WHAT IS EXPECTED: Omit every picture and output the rest of the records exactly as they are.

━━━

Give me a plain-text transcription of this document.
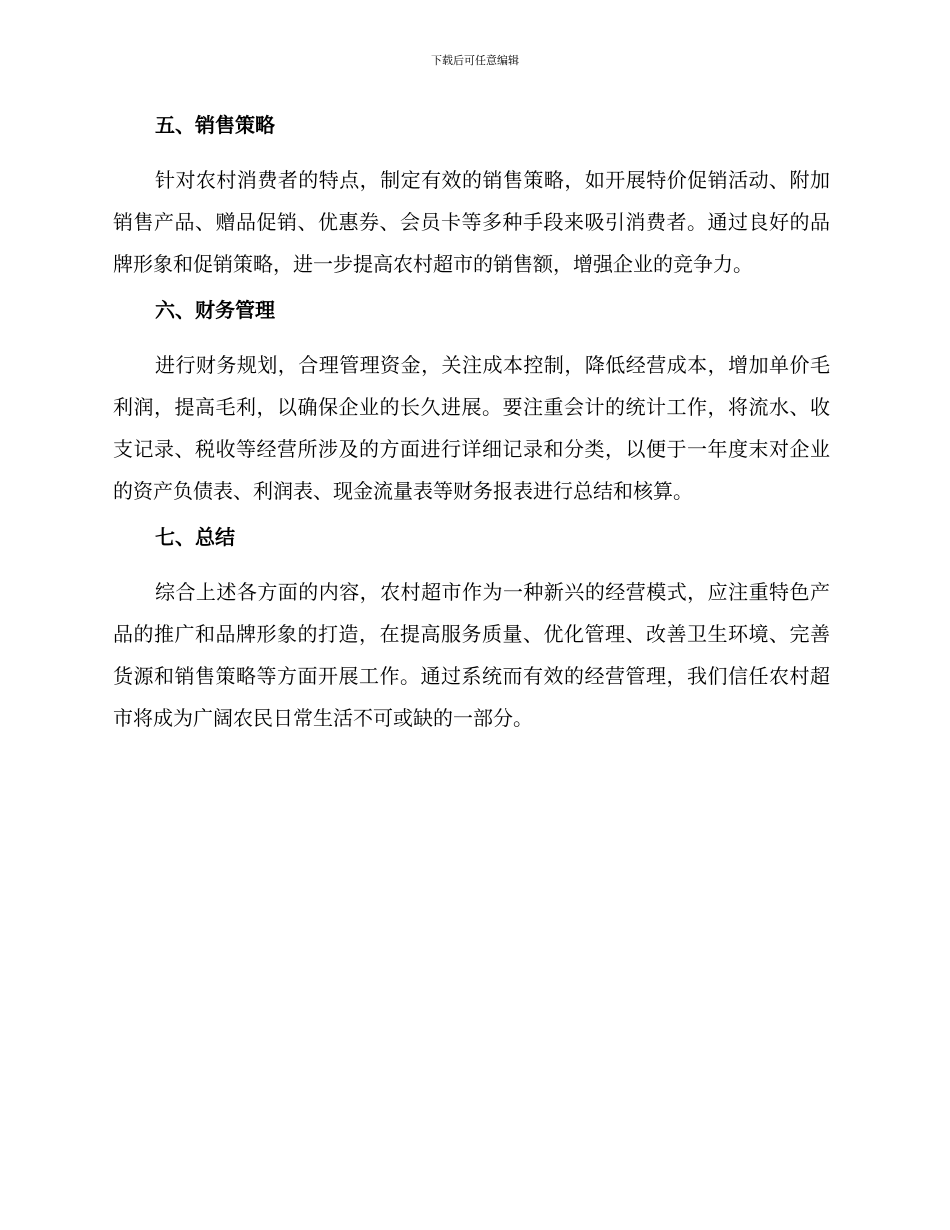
下载后可任意编辑
五、销售策略

针对农村消费者的特点，制定有效的销售策略，如开展特价促销活动、附加销售产品、赠品促销、优惠券、会员卡等多种手段来吸引消费者。通过良好的品牌形象和促销策略，进一步提高农村超市的销售额，增强企业的竞争力。

六、财务管理

进行财务规划，合理管理资金，关注成本控制，降低经营成本，增加单价毛利润，提高毛利，以确保企业的长久进展。要注重会计的统计工作，将流水、收支记录、税收等经营所涉及的方面进行详细记录和分类，以便于一年度末对企业的资产负债表、利润表、现金流量表等财务报表进行总结和核算。

七、总结

综合上述各方面的内容，农村超市作为一种新兴的经营模式，应注重特色产品的推广和品牌形象的打造，在提高服务质量、优化管理、改善卫生环境、完善货源和销售策略等方面开展工作。通过系统而有效的经营管理，我们信任农村超市将成为广阔农民日常生活不可或缺的一部分。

━━━

SOLUTION TO THE EXERCISE:
Give me a plain-text transcription of this document.
下载后可任意编辑
五、销售策略

针对农村消费者的特点，制定有效的销售策略，如开展特价促销活动、附加销售产品、赠品促销、优惠券、会员卡等多种手段来吸引消费者。通过良好的品牌形象和促销策略，进一步提高农村超市的销售额，增强企业的竞争力。

六、财务管理

进行财务规划，合理管理资金，关注成本控制，降低经营成本，增加单价毛利润，提高毛利，以确保企业的长久进展。要注重会计的统计工作，将流水、收支记录、税收等经营所涉及的方面进行详细记录和分类，以便于一年度末对企业的资产负债表、利润表、现金流量表等财务报表进行总结和核算。

七、总结

综合上述各方面的内容，农村超市作为一种新兴的经营模式，应注重特色产品的推广和品牌形象的打造，在提高服务质量、优化管理、改善卫生环境、完善货源和销售策略等方面开展工作。通过系统而有效的经营管理，我们信任农村超市将成为广阔农民日常生活不可或缺的一部分。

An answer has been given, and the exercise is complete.